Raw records
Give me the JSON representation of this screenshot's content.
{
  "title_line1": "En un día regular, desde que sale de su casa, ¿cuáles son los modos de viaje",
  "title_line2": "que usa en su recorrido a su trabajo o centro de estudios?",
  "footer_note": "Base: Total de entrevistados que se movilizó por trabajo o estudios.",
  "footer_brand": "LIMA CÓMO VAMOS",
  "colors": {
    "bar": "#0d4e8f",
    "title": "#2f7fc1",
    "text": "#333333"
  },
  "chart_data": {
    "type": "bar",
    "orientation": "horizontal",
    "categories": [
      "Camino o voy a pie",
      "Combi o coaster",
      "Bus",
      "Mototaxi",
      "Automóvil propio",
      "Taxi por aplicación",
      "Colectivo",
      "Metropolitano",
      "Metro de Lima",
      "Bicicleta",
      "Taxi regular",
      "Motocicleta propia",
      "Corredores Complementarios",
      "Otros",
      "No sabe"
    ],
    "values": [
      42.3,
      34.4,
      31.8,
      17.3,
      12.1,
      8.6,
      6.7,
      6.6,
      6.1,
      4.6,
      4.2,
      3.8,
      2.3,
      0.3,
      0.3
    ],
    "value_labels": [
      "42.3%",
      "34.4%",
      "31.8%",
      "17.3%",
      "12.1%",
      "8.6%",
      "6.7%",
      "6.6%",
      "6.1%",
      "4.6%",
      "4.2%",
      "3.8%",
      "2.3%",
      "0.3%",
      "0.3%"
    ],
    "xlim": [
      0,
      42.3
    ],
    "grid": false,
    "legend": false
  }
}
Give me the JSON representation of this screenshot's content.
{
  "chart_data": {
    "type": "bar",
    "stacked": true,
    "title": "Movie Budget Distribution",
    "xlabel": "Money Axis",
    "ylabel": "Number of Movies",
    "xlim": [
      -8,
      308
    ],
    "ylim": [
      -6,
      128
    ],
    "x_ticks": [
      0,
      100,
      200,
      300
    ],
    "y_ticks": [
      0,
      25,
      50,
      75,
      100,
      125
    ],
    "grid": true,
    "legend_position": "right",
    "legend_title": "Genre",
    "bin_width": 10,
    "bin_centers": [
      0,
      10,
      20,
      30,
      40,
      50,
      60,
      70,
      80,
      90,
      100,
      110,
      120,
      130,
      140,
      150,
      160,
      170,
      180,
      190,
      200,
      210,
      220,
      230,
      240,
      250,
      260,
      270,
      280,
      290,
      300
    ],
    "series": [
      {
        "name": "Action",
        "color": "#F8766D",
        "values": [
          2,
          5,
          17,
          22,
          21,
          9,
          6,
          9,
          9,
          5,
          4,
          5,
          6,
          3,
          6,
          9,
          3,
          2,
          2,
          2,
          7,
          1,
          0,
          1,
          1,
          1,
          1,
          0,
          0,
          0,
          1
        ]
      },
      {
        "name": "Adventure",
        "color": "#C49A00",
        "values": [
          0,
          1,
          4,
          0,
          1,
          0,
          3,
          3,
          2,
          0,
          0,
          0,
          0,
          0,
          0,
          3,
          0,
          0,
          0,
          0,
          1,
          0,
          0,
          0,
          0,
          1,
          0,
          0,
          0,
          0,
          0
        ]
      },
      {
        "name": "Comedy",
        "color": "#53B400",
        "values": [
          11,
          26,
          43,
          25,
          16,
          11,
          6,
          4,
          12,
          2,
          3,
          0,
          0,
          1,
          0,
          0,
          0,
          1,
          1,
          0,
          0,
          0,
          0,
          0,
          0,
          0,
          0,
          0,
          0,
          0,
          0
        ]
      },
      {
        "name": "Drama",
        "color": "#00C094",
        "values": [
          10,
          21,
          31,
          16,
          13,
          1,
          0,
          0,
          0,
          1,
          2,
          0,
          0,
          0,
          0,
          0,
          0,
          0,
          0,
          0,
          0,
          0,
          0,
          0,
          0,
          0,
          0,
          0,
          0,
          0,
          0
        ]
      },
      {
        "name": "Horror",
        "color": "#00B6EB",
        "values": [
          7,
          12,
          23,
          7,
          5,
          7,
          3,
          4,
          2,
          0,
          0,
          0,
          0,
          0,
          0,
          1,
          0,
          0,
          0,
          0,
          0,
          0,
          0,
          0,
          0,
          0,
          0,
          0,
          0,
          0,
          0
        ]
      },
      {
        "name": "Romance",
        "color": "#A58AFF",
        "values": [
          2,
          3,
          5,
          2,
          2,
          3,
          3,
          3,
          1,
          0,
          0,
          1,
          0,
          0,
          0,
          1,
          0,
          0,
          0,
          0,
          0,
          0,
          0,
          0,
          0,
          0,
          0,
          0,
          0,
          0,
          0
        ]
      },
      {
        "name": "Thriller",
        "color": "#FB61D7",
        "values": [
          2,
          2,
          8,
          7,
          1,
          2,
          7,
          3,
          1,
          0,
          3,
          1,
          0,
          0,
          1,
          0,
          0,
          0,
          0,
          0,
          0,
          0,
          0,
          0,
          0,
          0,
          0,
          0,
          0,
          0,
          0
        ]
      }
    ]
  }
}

Written instruction
Recopy all the lines exactly as they appear.

The solution
Give me the JSON representation of this screenshot's content.
{
  "title_line1": "En un día regular, desde que sale de su casa, ¿cuáles son los modos de viaje",
  "title_line2": "que usa en su recorrido a su trabajo o centro de estudios?",
  "footer_note": "Base: Total de entrevistados que se movilizó por trabajo o estudios.",
  "footer_brand": "LIMA CÓMO VAMOS",
  "colors": {
    "bar": "#0d4e8f",
    "title": "#2f7fc1",
    "text": "#333333"
  },
  "chart_data": {
    "type": "bar",
    "orientation": "horizontal",
    "categories": [
      "Camino o voy a pie",
      "Combi o coaster",
      "Bus",
      "Mototaxi",
      "Automóvil propio",
      "Taxi por aplicación",
      "Colectivo",
      "Metropolitano",
      "Metro de Lima",
      "Bicicleta",
      "Taxi regular",
      "Motocicleta propia",
      "Corredores Complementarios",
      "Otros",
      "No sabe"
    ],
    "values": [
      42.3,
      34.4,
      31.8,
      17.3,
      12.1,
      8.6,
      6.7,
      6.6,
      6.1,
      4.6,
      4.2,
      3.8,
      2.3,
      0.3,
      0.3
    ],
    "value_labels": [
      "42.3%",
      "34.4%",
      "31.8%",
      "17.3%",
      "12.1%",
      "8.6%",
      "6.7%",
      "6.6%",
      "6.1%",
      "4.6%",
      "4.2%",
      "3.8%",
      "2.3%",
      "0.3%",
      "0.3%"
    ],
    "xlim": [
      0,
      42.3
    ],
    "grid": false,
    "legend": false
  }
}
Give me the JSON representation of this screenshot's content.
{
  "chart_data": {
    "type": "bar",
    "stacked": true,
    "title": "Movie Budget Distribution",
    "xlabel": "Money Axis",
    "ylabel": "Number of Movies",
    "xlim": [
      -8,
      308
    ],
    "ylim": [
      -6,
      128
    ],
    "x_ticks": [
      0,
      100,
      200,
      300
    ],
    "y_ticks": [
      0,
      25,
      50,
      75,
      100,
      125
    ],
    "grid": true,
    "legend_position": "right",
    "legend_title": "Genre",
    "bin_width": 10,
    "bin_centers": [
      0,
      10,
      20,
      30,
      40,
      50,
      60,
      70,
      80,
      90,
      100,
      110,
      120,
      130,
      140,
      150,
      160,
      170,
      180,
      190,
      200,
      210,
      220,
      230,
      240,
      250,
      260,
      270,
      280,
      290,
      300
    ],
    "series": [
      {
        "name": "Action",
        "color": "#F8766D",
        "values": [
          2,
          5,
          17,
          22,
          21,
          9,
          6,
          9,
          9,
          5,
          4,
          5,
          6,
          3,
          6,
          9,
          3,
          2,
          2,
          2,
          7,
          1,
          0,
          1,
          1,
          1,
          1,
          0,
          0,
          0,
          1
        ]
      },
      {
        "name": "Adventure",
        "color": "#C49A00",
        "values": [
          0,
          1,
          4,
          0,
          1,
          0,
          3,
          3,
          2,
          0,
          0,
          0,
          0,
          0,
          0,
          3,
          0,
          0,
          0,
          0,
          1,
          0,
          0,
          0,
          0,
          1,
          0,
          0,
          0,
          0,
          0
        ]
      },
      {
        "name": "Comedy",
        "color": "#53B400",
        "values": [
          11,
          26,
          43,
          25,
          16,
          11,
          6,
          4,
          12,
          2,
          3,
          0,
          0,
          1,
          0,
          0,
          0,
          1,
          1,
          0,
          0,
          0,
          0,
          0,
          0,
          0,
          0,
          0,
          0,
          0,
          0
        ]
      },
      {
        "name": "Drama",
        "color": "#00C094",
        "values": [
          10,
          21,
          31,
          16,
          13,
          1,
          0,
          0,
          0,
          1,
          2,
          0,
          0,
          0,
          0,
          0,
          0,
          0,
          0,
          0,
          0,
          0,
          0,
          0,
          0,
          0,
          0,
          0,
          0,
          0,
          0
        ]
      },
      {
        "name": "Horror",
        "color": "#00B6EB",
        "values": [
          7,
          12,
          23,
          7,
          5,
          7,
          3,
          4,
          2,
          0,
          0,
          0,
          0,
          0,
          0,
          1,
          0,
          0,
          0,
          0,
          0,
          0,
          0,
          0,
          0,
          0,
          0,
          0,
          0,
          0,
          0
        ]
      },
      {
        "name": "Romance",
        "color": "#A58AFF",
        "values": [
          2,
          3,
          5,
          2,
          2,
          3,
          3,
          3,
          1,
          0,
          0,
          1,
          0,
          0,
          0,
          1,
          0,
          0,
          0,
          0,
          0,
          0,
          0,
          0,
          0,
          0,
          0,
          0,
          0,
          0,
          0
        ]
      },
      {
        "name": "Thriller",
        "color": "#FB61D7",
        "values": [
          2,
          2,
          8,
          7,
          1,
          2,
          7,
          3,
          1,
          0,
          3,
          1,
          0,
          0,
          1,
          0,
          0,
          0,
          0,
          0,
          0,
          0,
          0,
          0,
          0,
          0,
          0,
          0,
          0,
          0,
          0
        ]
      }
    ]
  }
}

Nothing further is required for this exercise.